→ WHAT IS REQUIRED: Below are some records; repeat them all exactly, minus the pictures.
--- Start MATERIAL SHOWN ---
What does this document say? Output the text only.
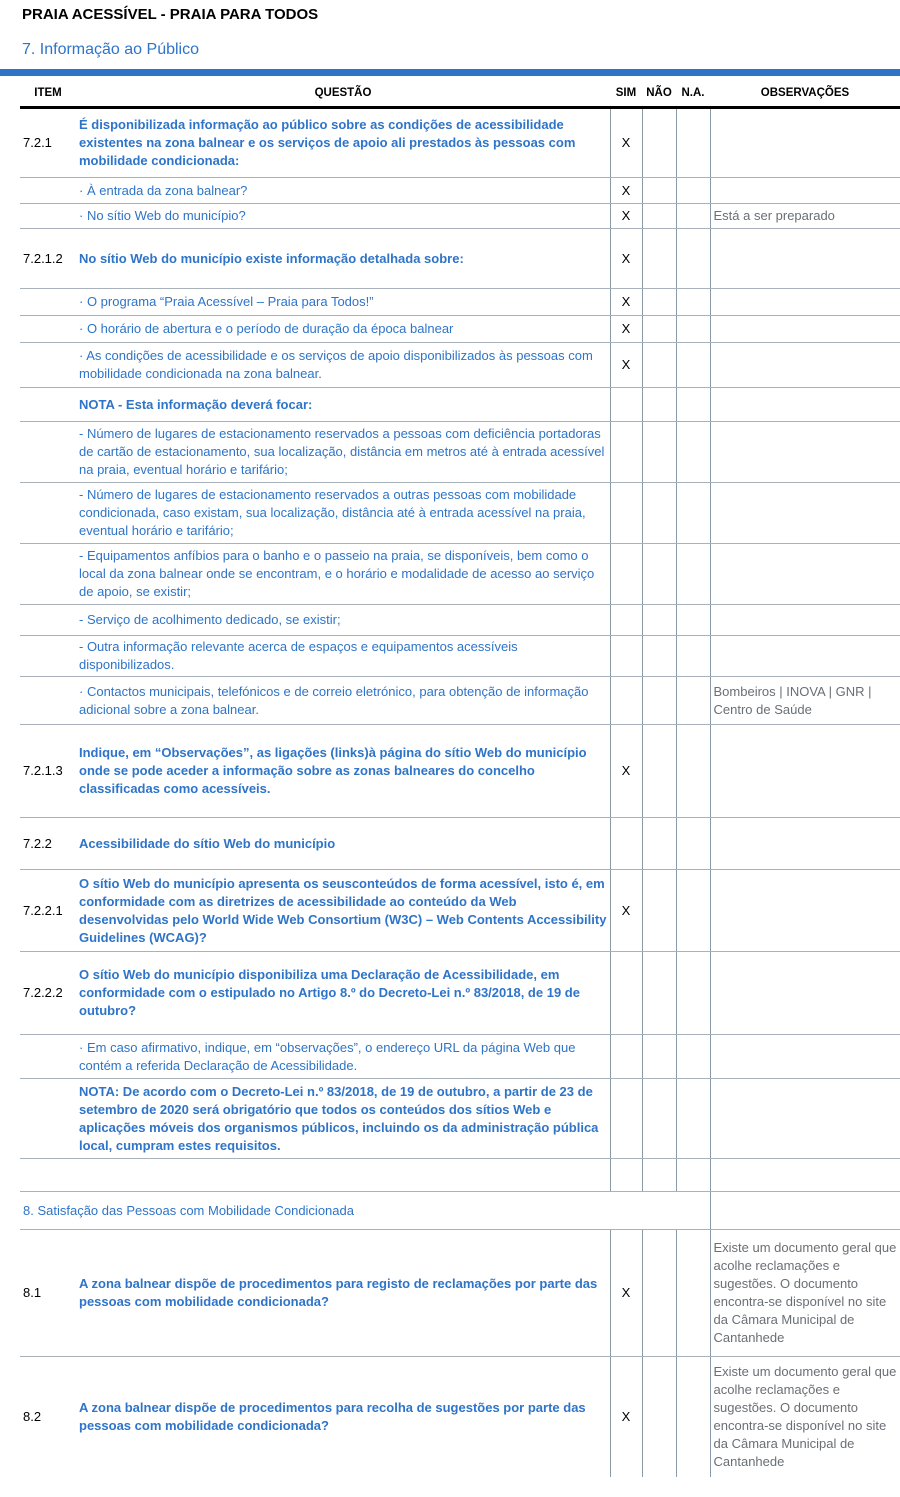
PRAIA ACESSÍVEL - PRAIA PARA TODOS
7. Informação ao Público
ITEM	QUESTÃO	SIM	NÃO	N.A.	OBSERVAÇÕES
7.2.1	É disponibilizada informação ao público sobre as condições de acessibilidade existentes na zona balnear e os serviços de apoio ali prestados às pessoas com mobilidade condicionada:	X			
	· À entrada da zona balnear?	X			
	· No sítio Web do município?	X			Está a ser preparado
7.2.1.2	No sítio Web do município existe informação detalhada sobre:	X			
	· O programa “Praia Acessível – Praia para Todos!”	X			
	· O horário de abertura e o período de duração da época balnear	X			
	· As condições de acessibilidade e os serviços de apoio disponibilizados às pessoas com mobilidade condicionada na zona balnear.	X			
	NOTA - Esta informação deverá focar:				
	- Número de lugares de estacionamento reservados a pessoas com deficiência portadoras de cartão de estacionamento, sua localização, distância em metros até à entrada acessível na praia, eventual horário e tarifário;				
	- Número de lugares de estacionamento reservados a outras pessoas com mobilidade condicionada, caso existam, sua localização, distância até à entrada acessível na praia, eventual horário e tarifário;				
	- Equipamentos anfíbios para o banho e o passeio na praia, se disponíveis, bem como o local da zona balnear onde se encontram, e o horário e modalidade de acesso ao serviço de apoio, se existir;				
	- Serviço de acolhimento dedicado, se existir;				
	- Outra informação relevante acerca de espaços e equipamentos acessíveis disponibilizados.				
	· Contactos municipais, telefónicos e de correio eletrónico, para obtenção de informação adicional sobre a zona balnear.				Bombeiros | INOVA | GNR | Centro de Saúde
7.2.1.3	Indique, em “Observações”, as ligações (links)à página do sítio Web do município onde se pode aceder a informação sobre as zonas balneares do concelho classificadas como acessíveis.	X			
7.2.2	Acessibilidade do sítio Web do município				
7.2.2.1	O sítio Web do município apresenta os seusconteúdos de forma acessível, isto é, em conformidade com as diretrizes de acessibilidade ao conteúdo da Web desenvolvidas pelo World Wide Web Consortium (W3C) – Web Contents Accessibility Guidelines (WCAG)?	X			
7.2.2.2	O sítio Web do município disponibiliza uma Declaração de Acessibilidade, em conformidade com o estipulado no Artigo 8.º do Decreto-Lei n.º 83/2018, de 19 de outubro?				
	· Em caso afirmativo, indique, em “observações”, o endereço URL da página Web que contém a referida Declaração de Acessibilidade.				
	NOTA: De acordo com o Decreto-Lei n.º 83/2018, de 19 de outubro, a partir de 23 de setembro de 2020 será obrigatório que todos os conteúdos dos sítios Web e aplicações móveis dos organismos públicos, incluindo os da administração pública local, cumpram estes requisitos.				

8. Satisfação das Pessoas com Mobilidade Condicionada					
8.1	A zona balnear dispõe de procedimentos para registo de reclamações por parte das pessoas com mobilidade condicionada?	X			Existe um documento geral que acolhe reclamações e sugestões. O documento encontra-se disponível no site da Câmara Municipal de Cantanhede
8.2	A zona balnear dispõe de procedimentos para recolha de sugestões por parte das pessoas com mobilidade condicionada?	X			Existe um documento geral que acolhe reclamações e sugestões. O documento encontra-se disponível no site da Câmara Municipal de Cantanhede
--- End MATERIAL SHOWN ---
→ ANSWER FOR THIS EXERCISE:
What does this document say? Output the text only.
PRAIA ACESSÍVEL - PRAIA PARA TODOS
7. Informação ao Público
ITEM	QUESTÃO	SIM	NÃO	N.A.	OBSERVAÇÕES
7.2.1	É disponibilizada informação ao público sobre as condições de acessibilidade existentes na zona balnear e os serviços de apoio ali prestados às pessoas com mobilidade condicionada:	X			
	· À entrada da zona balnear?	X			
	· No sítio Web do município?	X			Está a ser preparado
7.2.1.2	No sítio Web do município existe informação detalhada sobre:	X			
	· O programa “Praia Acessível – Praia para Todos!”	X			
	· O horário de abertura e o período de duração da época balnear	X			
	· As condições de acessibilidade e os serviços de apoio disponibilizados às pessoas com mobilidade condicionada na zona balnear.	X			
	NOTA - Esta informação deverá focar:				
	- Número de lugares de estacionamento reservados a pessoas com deficiência portadoras de cartão de estacionamento, sua localização, distância em metros até à entrada acessível na praia, eventual horário e tarifário;				
	- Número de lugares de estacionamento reservados a outras pessoas com mobilidade condicionada, caso existam, sua localização, distância até à entrada acessível na praia, eventual horário e tarifário;				
	- Equipamentos anfíbios para o banho e o passeio na praia, se disponíveis, bem como o local da zona balnear onde se encontram, e o horário e modalidade de acesso ao serviço de apoio, se existir;				
	- Serviço de acolhimento dedicado, se existir;				
	- Outra informação relevante acerca de espaços e equipamentos acessíveis disponibilizados.				
	· Contactos municipais, telefónicos e de correio eletrónico, para obtenção de informação adicional sobre a zona balnear.				Bombeiros | INOVA | GNR | Centro de Saúde
7.2.1.3	Indique, em “Observações”, as ligações (links)à página do sítio Web do município onde se pode aceder a informação sobre as zonas balneares do concelho classificadas como acessíveis.	X			
7.2.2	Acessibilidade do sítio Web do município				
7.2.2.1	O sítio Web do município apresenta os seusconteúdos de forma acessível, isto é, em conformidade com as diretrizes de acessibilidade ao conteúdo da Web desenvolvidas pelo World Wide Web Consortium (W3C) – Web Contents Accessibility Guidelines (WCAG)?	X			
7.2.2.2	O sítio Web do município disponibiliza uma Declaração de Acessibilidade, em conformidade com o estipulado no Artigo 8.º do Decreto-Lei n.º 83/2018, de 19 de outubro?				
	· Em caso afirmativo, indique, em “observações”, o endereço URL da página Web que contém a referida Declaração de Acessibilidade.				
	NOTA: De acordo com o Decreto-Lei n.º 83/2018, de 19 de outubro, a partir de 23 de setembro de 2020 será obrigatório que todos os conteúdos dos sítios Web e aplicações móveis dos organismos públicos, incluindo os da administração pública local, cumpram estes requisitos.				

8. Satisfação das Pessoas com Mobilidade Condicionada					
8.1	A zona balnear dispõe de procedimentos para registo de reclamações por parte das pessoas com mobilidade condicionada?	X			Existe um documento geral que acolhe reclamações e sugestões. O documento encontra-se disponível no site da Câmara Municipal de Cantanhede
8.2	A zona balnear dispõe de procedimentos para recolha de sugestões por parte das pessoas com mobilidade condicionada?	X			Existe um documento geral que acolhe reclamações e sugestões. O documento encontra-se disponível no site da Câmara Municipal de Cantanhede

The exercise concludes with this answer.